• [Required work]: Write each line out again exactly as written.

• [Records shown]:

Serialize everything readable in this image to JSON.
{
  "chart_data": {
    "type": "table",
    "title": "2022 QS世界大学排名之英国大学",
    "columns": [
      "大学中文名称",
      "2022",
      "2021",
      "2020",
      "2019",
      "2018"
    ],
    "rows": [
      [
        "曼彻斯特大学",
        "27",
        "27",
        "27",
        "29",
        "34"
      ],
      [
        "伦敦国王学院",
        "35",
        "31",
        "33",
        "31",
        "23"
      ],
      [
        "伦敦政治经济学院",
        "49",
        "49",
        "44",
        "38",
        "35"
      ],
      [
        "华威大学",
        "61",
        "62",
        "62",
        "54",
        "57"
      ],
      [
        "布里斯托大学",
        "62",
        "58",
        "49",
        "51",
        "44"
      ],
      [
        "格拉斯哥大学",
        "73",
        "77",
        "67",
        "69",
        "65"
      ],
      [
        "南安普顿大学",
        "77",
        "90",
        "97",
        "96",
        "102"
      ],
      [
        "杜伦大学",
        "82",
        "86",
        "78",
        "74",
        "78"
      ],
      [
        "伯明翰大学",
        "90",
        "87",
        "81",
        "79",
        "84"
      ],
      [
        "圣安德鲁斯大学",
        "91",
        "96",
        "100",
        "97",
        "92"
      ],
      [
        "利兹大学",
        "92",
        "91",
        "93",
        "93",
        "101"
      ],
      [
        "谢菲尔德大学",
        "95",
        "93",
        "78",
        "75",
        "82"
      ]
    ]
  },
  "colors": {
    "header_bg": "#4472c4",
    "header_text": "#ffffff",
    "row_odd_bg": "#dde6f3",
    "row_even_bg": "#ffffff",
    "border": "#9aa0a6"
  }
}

• [Exercise answer]:
Serialize everything readable in this image to JSON.
{
  "chart_data": {
    "type": "table",
    "title": "2022 QS世界大学排名之英国大学",
    "columns": [
      "大学中文名称",
      "2022",
      "2021",
      "2020",
      "2019",
      "2018"
    ],
    "rows": [
      [
        "曼彻斯特大学",
        "27",
        "27",
        "27",
        "29",
        "34"
      ],
      [
        "伦敦国王学院",
        "35",
        "31",
        "33",
        "31",
        "23"
      ],
      [
        "伦敦政治经济学院",
        "49",
        "49",
        "44",
        "38",
        "35"
      ],
      [
        "华威大学",
        "61",
        "62",
        "62",
        "54",
        "57"
      ],
      [
        "布里斯托大学",
        "62",
        "58",
        "49",
        "51",
        "44"
      ],
      [
        "格拉斯哥大学",
        "73",
        "77",
        "67",
        "69",
        "65"
      ],
      [
        "南安普顿大学",
        "77",
        "90",
        "97",
        "96",
        "102"
      ],
      [
        "杜伦大学",
        "82",
        "86",
        "78",
        "74",
        "78"
      ],
      [
        "伯明翰大学",
        "90",
        "87",
        "81",
        "79",
        "84"
      ],
      [
        "圣安德鲁斯大学",
        "91",
        "96",
        "100",
        "97",
        "92"
      ],
      [
        "利兹大学",
        "92",
        "91",
        "93",
        "93",
        "101"
      ],
      [
        "谢菲尔德大学",
        "95",
        "93",
        "78",
        "75",
        "82"
      ]
    ]
  },
  "colors": {
    "header_bg": "#4472c4",
    "header_text": "#ffffff",
    "row_odd_bg": "#dde6f3",
    "row_even_bg": "#ffffff",
    "border": "#9aa0a6"
  }
}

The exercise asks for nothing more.